##### Stored data
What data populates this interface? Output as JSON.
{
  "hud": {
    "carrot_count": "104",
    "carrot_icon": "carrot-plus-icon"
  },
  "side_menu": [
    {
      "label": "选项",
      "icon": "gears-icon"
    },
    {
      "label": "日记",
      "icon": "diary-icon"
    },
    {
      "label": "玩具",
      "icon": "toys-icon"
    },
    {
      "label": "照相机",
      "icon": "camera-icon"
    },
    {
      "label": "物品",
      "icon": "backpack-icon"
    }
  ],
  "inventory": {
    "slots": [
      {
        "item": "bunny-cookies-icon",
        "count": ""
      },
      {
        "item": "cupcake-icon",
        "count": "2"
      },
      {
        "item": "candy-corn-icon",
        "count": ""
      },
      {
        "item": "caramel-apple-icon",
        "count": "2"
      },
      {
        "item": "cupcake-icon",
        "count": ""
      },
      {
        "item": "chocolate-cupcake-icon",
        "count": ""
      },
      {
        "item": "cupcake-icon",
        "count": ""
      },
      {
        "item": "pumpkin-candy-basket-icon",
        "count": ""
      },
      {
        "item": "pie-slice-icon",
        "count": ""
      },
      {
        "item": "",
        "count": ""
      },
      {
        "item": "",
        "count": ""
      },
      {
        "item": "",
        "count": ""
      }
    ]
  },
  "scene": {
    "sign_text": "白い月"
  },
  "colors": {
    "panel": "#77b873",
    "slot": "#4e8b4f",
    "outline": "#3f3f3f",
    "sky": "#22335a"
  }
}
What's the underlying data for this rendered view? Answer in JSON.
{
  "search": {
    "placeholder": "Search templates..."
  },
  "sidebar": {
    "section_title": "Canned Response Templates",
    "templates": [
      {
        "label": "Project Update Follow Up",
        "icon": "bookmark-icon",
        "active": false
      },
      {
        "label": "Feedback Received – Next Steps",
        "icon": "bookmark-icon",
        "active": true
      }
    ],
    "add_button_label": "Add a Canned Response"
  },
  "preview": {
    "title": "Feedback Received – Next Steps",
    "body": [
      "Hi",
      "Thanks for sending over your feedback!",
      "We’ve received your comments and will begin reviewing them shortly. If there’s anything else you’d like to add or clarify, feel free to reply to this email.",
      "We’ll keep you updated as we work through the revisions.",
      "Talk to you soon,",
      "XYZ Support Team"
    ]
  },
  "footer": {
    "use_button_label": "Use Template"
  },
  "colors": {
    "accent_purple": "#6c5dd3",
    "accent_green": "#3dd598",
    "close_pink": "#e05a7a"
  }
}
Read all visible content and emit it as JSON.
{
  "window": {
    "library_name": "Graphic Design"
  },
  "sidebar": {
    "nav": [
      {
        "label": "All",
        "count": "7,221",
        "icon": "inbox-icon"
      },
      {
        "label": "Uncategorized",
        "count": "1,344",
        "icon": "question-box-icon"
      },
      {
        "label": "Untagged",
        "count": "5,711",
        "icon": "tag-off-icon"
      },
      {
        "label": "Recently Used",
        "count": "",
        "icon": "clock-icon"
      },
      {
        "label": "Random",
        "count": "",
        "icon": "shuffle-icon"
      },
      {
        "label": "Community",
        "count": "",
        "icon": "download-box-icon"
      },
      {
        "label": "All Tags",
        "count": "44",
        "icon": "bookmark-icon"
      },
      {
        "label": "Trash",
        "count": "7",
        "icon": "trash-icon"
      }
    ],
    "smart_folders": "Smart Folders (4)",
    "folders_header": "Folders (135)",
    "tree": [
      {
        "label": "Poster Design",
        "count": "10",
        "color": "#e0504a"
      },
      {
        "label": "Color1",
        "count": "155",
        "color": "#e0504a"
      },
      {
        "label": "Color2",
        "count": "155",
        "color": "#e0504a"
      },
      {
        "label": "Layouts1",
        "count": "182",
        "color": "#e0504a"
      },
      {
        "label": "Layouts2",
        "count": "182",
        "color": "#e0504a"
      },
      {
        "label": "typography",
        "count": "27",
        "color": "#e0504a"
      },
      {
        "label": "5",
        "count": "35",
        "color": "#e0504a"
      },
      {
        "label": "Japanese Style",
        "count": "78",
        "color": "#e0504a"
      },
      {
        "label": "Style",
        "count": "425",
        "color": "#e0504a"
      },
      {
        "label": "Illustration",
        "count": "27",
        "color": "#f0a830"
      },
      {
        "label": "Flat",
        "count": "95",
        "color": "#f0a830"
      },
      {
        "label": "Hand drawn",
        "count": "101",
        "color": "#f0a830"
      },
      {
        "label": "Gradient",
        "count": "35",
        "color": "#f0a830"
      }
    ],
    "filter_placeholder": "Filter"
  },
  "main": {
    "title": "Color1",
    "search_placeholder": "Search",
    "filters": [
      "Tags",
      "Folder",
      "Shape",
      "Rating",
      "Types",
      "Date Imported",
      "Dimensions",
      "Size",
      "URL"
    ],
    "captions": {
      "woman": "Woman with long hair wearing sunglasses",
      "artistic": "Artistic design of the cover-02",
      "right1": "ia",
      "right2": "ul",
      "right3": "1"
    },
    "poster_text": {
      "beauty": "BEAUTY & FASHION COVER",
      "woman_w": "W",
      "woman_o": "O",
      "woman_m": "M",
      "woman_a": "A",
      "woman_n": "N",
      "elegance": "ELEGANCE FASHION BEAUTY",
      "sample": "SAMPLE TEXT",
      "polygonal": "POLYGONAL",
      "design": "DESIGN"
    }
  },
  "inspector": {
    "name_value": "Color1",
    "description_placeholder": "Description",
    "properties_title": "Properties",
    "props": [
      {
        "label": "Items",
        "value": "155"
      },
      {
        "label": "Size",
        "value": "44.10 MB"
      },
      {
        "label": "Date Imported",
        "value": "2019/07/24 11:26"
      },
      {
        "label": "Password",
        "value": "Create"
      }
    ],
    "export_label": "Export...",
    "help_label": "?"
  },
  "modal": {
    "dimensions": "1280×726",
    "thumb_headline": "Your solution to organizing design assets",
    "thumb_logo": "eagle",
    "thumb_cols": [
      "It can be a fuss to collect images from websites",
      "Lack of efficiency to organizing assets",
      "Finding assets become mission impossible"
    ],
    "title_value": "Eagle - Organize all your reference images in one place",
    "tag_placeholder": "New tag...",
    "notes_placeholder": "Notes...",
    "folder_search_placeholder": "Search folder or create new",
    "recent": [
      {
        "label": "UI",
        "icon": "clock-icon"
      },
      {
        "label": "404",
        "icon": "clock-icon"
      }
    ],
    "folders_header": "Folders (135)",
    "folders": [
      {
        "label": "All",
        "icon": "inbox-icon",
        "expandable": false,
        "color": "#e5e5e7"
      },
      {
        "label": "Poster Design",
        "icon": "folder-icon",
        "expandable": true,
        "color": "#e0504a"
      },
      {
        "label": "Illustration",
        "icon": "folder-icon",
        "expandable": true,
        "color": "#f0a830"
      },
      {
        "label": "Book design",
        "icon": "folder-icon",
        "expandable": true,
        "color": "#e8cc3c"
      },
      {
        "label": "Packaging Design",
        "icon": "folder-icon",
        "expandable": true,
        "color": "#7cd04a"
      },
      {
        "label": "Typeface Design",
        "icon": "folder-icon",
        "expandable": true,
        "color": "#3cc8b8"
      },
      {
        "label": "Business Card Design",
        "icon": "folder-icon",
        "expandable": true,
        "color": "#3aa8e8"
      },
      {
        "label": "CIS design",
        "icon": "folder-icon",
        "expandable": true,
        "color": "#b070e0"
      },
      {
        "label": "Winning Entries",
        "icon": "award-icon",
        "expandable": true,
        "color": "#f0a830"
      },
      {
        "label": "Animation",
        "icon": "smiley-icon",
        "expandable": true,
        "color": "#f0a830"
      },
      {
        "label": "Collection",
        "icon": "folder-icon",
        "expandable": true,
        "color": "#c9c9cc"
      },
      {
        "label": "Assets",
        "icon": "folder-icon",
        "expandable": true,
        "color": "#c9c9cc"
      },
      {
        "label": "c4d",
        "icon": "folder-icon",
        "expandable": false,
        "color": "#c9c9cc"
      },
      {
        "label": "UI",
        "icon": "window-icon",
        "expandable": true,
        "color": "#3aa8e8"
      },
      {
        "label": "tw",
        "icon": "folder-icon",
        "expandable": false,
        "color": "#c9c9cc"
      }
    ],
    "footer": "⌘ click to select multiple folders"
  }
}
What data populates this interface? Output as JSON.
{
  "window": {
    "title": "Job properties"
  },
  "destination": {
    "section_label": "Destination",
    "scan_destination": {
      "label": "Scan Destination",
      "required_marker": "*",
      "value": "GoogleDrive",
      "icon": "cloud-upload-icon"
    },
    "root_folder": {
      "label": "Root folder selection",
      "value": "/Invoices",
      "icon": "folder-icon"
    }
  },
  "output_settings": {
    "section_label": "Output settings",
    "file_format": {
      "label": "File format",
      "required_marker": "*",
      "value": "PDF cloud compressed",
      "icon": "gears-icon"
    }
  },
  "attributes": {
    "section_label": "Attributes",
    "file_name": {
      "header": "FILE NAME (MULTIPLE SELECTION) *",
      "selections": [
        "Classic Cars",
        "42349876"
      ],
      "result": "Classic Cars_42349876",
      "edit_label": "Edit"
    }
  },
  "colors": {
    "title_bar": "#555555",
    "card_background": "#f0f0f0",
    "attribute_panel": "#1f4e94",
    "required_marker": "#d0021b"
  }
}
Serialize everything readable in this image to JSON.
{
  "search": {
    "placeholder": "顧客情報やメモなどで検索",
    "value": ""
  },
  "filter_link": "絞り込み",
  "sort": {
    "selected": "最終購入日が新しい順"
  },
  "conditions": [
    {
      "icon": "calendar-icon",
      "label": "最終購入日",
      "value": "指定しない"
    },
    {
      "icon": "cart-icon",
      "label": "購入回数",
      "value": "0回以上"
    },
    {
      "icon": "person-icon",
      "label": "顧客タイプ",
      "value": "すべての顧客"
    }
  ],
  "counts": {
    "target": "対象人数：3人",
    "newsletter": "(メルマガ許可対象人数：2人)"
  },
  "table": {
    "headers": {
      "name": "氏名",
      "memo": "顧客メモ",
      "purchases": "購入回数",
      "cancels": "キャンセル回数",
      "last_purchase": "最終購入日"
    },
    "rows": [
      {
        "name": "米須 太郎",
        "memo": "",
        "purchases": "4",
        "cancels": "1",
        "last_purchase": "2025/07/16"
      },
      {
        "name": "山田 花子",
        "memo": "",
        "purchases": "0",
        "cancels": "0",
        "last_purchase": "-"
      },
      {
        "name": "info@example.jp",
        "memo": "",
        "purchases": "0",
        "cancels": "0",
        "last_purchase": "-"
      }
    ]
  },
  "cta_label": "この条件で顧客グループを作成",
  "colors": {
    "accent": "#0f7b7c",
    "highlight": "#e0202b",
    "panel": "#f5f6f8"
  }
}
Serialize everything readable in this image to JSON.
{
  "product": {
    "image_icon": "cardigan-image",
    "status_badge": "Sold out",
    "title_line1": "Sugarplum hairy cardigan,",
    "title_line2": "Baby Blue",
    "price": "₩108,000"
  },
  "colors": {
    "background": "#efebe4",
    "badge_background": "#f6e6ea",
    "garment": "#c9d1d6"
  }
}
##########
Show the lines from the data above that contain the string "candy".

        "item": "candy-corn-icon",
        "item": "pumpkin-candy-basket-icon",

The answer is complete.